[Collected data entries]
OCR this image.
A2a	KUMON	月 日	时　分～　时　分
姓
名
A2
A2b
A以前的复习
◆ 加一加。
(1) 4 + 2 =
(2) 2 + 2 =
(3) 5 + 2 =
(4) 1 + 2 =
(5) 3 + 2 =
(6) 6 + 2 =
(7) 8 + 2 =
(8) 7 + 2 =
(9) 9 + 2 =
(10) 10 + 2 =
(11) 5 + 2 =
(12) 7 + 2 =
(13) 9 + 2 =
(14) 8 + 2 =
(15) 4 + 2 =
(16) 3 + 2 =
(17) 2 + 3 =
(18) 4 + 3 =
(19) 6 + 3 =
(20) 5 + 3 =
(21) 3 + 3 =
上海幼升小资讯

[Work to be completed]: Reproduce all of the entries word for word.

[Complete answer]:
OCR this image.
A2a	KUMON	月 日	时　分～　时　分
姓
名
A2
A2b
A以前的复习
◆ 加一加。
(1) 4 + 2 =
(2) 2 + 2 =
(3) 5 + 2 =
(4) 1 + 2 =
(5) 3 + 2 =
(6) 6 + 2 =
(7) 8 + 2 =
(8) 7 + 2 =
(9) 9 + 2 =
(10) 10 + 2 =
(11) 5 + 2 =
(12) 7 + 2 =
(13) 9 + 2 =
(14) 8 + 2 =
(15) 4 + 2 =
(16) 3 + 2 =
(17) 2 + 3 =
(18) 4 + 3 =
(19) 6 + 3 =
(20) 5 + 3 =
(21) 3 + 3 =
上海幼升小资讯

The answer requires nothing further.